EXERCISE TASK
Exclude the pictures and reproduce the remaining data exactly as written.
— Start of DATASET CONTENT —
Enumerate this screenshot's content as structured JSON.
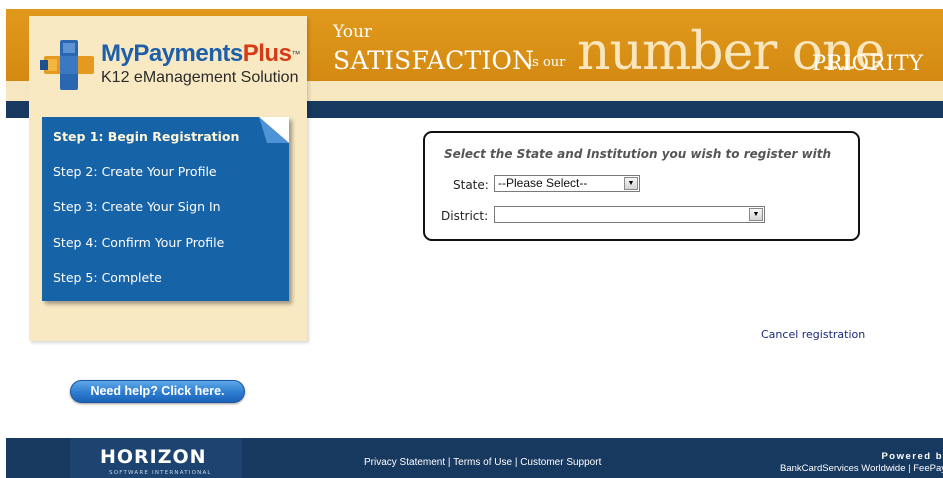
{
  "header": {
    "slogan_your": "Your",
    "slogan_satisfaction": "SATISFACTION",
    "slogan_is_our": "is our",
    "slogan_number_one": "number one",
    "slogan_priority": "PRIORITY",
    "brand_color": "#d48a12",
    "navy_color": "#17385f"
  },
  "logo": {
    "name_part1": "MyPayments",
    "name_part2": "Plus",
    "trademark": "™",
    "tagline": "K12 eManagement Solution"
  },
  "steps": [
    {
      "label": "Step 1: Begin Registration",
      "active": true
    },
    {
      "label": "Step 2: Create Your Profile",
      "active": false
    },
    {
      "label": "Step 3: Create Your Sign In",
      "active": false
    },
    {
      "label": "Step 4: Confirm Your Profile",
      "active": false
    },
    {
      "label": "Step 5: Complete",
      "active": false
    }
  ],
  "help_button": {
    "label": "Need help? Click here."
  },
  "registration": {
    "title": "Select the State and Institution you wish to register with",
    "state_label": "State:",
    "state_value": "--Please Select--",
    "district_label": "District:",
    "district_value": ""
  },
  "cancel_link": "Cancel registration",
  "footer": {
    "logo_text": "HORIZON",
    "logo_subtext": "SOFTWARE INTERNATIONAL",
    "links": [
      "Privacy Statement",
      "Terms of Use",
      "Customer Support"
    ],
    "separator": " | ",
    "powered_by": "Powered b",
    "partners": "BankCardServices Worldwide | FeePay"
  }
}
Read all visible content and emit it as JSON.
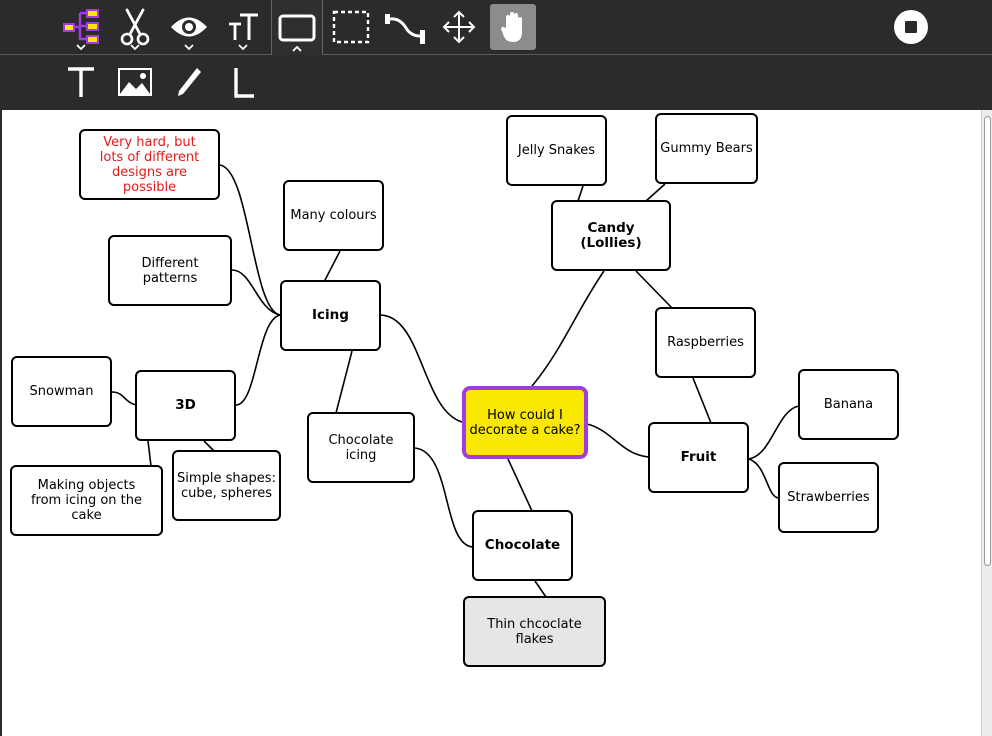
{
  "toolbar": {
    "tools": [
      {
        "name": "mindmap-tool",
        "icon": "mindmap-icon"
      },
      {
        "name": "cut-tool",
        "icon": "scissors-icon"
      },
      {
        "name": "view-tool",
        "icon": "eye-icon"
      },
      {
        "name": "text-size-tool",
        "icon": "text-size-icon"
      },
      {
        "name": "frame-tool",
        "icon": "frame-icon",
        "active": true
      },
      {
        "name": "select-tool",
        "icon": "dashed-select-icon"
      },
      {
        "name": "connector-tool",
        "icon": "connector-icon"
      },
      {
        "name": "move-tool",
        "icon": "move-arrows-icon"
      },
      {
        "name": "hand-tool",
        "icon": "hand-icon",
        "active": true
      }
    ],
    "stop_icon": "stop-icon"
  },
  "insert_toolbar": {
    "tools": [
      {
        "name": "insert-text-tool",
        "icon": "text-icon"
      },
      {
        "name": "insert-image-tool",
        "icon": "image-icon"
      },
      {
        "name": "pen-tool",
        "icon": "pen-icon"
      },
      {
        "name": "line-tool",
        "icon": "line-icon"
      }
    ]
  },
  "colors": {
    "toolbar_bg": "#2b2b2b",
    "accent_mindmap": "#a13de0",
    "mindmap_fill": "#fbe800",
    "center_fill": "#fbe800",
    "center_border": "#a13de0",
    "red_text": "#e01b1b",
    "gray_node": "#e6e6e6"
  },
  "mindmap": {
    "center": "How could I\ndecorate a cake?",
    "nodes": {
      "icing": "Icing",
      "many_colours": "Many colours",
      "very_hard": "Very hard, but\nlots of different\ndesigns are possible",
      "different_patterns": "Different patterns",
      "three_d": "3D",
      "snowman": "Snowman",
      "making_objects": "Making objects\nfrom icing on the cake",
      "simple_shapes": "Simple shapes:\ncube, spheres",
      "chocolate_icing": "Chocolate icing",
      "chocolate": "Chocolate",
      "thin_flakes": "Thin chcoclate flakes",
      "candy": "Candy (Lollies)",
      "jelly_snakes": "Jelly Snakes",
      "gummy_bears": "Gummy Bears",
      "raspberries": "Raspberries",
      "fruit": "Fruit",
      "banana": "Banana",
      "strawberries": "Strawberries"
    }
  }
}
— End of DATASET CONTENT —
OUTPUT FOR THIS TASK
Enumerate this screenshot's content as structured JSON.
{
  "header": {
    "slogan_your": "Your",
    "slogan_satisfaction": "SATISFACTION",
    "slogan_is_our": "is our",
    "slogan_number_one": "number one",
    "slogan_priority": "PRIORITY",
    "brand_color": "#d48a12",
    "navy_color": "#17385f"
  },
  "logo": {
    "name_part1": "MyPayments",
    "name_part2": "Plus",
    "trademark": "™",
    "tagline": "K12 eManagement Solution"
  },
  "steps": [
    {
      "label": "Step 1: Begin Registration",
      "active": true
    },
    {
      "label": "Step 2: Create Your Profile",
      "active": false
    },
    {
      "label": "Step 3: Create Your Sign In",
      "active": false
    },
    {
      "label": "Step 4: Confirm Your Profile",
      "active": false
    },
    {
      "label": "Step 5: Complete",
      "active": false
    }
  ],
  "help_button": {
    "label": "Need help? Click here."
  },
  "registration": {
    "title": "Select the State and Institution you wish to register with",
    "state_label": "State:",
    "state_value": "--Please Select--",
    "district_label": "District:",
    "district_value": ""
  },
  "cancel_link": "Cancel registration",
  "footer": {
    "logo_text": "HORIZON",
    "logo_subtext": "SOFTWARE INTERNATIONAL",
    "links": [
      "Privacy Statement",
      "Terms of Use",
      "Customer Support"
    ],
    "separator": " | ",
    "powered_by": "Powered b",
    "partners": "BankCardServices Worldwide | FeePay"
  }
}
Read all visible content and emit it as JSON.
{
  "toolbar": {
    "tools": [
      {
        "name": "mindmap-tool",
        "icon": "mindmap-icon"
      },
      {
        "name": "cut-tool",
        "icon": "scissors-icon"
      },
      {
        "name": "view-tool",
        "icon": "eye-icon"
      },
      {
        "name": "text-size-tool",
        "icon": "text-size-icon"
      },
      {
        "name": "frame-tool",
        "icon": "frame-icon",
        "active": true
      },
      {
        "name": "select-tool",
        "icon": "dashed-select-icon"
      },
      {
        "name": "connector-tool",
        "icon": "connector-icon"
      },
      {
        "name": "move-tool",
        "icon": "move-arrows-icon"
      },
      {
        "name": "hand-tool",
        "icon": "hand-icon",
        "active": true
      }
    ],
    "stop_icon": "stop-icon"
  },
  "insert_toolbar": {
    "tools": [
      {
        "name": "insert-text-tool",
        "icon": "text-icon"
      },
      {
        "name": "insert-image-tool",
        "icon": "image-icon"
      },
      {
        "name": "pen-tool",
        "icon": "pen-icon"
      },
      {
        "name": "line-tool",
        "icon": "line-icon"
      }
    ]
  },
  "colors": {
    "toolbar_bg": "#2b2b2b",
    "accent_mindmap": "#a13de0",
    "mindmap_fill": "#fbe800",
    "center_fill": "#fbe800",
    "center_border": "#a13de0",
    "red_text": "#e01b1b",
    "gray_node": "#e6e6e6"
  },
  "mindmap": {
    "center": "How could I\ndecorate a cake?",
    "nodes": {
      "icing": "Icing",
      "many_colours": "Many colours",
      "very_hard": "Very hard, but\nlots of different\ndesigns are possible",
      "different_patterns": "Different patterns",
      "three_d": "3D",
      "snowman": "Snowman",
      "making_objects": "Making objects\nfrom icing on the cake",
      "simple_shapes": "Simple shapes:\ncube, spheres",
      "chocolate_icing": "Chocolate icing",
      "chocolate": "Chocolate",
      "thin_flakes": "Thin chcoclate flakes",
      "candy": "Candy (Lollies)",
      "jelly_snakes": "Jelly Snakes",
      "gummy_bears": "Gummy Bears",
      "raspberries": "Raspberries",
      "fruit": "Fruit",
      "banana": "Banana",
      "strawberries": "Strawberries"
    }
  }
}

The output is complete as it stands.